§ Your goal:
Within the material below, find each line bearing the word "JSON" and present it.

§ Provided entries:
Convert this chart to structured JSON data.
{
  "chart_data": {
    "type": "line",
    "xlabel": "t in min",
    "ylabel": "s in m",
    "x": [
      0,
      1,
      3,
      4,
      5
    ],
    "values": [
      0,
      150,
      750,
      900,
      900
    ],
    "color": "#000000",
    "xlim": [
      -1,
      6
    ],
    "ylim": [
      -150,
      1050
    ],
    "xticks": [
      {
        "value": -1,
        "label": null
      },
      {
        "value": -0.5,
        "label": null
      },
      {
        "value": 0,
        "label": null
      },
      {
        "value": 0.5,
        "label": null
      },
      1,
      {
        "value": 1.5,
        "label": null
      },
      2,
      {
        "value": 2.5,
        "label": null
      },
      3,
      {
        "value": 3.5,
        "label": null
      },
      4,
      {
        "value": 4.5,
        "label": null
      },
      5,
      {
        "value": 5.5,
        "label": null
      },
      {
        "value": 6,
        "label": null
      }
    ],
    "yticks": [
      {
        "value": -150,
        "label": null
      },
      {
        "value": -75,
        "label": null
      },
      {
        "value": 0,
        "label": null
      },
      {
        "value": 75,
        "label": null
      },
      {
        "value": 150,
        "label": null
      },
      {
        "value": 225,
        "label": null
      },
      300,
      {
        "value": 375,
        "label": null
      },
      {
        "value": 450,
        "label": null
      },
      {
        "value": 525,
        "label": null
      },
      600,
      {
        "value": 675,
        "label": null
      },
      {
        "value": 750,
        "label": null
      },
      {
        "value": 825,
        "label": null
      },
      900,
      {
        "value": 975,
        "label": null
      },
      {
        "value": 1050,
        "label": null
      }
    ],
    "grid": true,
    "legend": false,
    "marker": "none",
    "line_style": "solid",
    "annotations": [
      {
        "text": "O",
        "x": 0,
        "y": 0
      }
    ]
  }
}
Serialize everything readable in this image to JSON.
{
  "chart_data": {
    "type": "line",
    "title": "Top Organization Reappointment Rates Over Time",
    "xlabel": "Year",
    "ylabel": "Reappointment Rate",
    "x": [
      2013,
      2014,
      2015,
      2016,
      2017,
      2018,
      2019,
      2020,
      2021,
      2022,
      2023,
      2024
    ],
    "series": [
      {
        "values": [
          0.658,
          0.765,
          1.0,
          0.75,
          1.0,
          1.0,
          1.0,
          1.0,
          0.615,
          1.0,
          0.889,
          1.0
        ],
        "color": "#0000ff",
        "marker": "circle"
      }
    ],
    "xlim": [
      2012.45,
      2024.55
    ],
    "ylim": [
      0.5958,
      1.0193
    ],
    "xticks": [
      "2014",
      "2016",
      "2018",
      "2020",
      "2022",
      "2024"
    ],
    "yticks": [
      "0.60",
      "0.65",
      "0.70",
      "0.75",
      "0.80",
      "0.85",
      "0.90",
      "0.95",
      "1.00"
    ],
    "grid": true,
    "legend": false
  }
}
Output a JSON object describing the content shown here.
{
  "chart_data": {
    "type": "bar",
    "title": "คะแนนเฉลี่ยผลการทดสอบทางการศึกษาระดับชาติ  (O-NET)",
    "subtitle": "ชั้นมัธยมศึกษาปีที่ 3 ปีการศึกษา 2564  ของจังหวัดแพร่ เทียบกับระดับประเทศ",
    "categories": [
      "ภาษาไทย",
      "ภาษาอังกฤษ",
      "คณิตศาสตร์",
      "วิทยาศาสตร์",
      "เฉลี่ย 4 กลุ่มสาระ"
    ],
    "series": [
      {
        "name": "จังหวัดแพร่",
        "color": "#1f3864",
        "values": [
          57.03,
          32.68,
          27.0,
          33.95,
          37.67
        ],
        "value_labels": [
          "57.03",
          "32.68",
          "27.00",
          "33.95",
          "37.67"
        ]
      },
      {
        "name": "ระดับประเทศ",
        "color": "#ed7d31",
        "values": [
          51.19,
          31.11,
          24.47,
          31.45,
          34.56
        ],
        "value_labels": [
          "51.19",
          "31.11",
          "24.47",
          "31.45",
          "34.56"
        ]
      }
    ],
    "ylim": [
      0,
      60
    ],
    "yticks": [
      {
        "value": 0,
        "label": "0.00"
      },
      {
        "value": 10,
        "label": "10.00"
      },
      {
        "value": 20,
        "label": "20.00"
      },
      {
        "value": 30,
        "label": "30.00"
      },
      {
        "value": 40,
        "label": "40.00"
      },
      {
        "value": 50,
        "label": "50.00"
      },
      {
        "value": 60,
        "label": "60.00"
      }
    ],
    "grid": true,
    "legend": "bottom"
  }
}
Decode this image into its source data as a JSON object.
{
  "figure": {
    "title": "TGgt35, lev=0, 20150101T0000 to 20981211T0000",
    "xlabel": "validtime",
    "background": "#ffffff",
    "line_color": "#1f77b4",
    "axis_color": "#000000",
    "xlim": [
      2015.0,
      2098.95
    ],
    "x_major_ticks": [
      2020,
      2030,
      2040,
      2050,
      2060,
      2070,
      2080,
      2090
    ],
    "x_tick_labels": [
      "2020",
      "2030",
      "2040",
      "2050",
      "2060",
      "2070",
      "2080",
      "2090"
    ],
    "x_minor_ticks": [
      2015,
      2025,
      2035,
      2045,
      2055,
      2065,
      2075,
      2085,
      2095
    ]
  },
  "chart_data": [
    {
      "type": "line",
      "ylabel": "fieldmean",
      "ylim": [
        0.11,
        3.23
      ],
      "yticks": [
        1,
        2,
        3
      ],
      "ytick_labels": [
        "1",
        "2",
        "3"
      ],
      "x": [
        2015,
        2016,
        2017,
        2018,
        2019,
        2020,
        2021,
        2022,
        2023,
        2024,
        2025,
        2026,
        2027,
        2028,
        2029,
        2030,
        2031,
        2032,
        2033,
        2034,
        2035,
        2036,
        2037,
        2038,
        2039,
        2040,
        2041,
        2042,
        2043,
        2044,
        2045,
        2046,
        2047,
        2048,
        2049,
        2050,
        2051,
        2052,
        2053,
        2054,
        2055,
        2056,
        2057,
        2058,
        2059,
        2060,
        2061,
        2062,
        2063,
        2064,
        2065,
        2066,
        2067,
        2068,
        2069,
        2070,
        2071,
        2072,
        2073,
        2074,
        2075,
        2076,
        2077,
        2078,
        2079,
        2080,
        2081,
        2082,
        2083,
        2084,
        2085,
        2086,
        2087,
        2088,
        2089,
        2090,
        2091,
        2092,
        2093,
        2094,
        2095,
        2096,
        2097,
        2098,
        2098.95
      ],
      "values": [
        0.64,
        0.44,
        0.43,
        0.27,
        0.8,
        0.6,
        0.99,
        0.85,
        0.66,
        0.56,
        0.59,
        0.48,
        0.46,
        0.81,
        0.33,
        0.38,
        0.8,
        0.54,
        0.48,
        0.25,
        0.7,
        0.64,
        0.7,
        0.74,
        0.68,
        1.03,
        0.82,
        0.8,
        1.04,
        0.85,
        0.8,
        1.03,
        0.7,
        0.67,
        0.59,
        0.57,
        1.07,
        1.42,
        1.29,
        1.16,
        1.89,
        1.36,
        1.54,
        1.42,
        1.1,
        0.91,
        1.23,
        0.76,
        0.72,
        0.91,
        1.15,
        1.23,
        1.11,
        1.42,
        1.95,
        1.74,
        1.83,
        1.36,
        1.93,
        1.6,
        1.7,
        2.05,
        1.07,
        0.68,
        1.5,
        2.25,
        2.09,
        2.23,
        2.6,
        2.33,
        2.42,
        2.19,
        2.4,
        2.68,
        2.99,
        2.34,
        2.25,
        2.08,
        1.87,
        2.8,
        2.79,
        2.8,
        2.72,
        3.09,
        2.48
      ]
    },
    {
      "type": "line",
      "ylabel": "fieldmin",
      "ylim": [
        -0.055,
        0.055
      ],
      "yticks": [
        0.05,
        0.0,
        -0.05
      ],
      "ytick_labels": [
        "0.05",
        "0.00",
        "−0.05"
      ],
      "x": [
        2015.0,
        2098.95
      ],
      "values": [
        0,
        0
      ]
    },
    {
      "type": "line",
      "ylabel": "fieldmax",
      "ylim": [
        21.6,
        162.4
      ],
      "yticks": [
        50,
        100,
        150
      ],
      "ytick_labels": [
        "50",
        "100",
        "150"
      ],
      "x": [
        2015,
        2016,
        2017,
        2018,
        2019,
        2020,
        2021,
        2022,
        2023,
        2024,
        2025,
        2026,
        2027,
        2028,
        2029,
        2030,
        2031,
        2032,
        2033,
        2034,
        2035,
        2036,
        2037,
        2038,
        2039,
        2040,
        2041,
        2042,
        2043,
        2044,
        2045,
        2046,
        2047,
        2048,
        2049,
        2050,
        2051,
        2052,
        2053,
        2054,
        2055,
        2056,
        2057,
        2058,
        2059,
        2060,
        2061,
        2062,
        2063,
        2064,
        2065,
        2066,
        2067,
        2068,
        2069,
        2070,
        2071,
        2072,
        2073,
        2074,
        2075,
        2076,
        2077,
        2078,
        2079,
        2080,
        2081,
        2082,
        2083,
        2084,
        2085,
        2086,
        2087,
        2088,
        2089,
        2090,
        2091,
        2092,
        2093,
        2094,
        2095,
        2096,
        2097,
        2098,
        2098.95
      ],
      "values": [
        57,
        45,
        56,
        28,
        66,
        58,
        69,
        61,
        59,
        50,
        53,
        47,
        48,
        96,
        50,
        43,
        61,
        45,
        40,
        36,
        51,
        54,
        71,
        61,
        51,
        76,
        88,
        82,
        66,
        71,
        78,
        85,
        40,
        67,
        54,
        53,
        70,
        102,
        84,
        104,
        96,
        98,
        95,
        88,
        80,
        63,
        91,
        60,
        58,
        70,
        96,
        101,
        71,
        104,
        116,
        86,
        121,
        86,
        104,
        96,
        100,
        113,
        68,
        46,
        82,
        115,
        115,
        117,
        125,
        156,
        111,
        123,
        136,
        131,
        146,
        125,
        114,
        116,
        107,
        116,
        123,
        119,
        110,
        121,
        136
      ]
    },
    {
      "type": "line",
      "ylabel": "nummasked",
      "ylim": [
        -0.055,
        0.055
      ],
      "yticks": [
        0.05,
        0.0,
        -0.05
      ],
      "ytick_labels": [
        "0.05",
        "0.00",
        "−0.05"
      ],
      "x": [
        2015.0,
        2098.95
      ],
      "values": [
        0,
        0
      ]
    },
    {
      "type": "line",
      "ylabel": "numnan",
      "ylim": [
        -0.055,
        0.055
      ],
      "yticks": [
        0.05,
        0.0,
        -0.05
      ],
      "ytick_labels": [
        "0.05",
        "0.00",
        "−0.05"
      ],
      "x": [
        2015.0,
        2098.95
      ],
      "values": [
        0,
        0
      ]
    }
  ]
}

§ Finished exercise:
Convert this chart to structured JSON data.
Serialize everything readable in this image to JSON.
Output a JSON object describing the content shown here.
Decode this image into its source data as a JSON object.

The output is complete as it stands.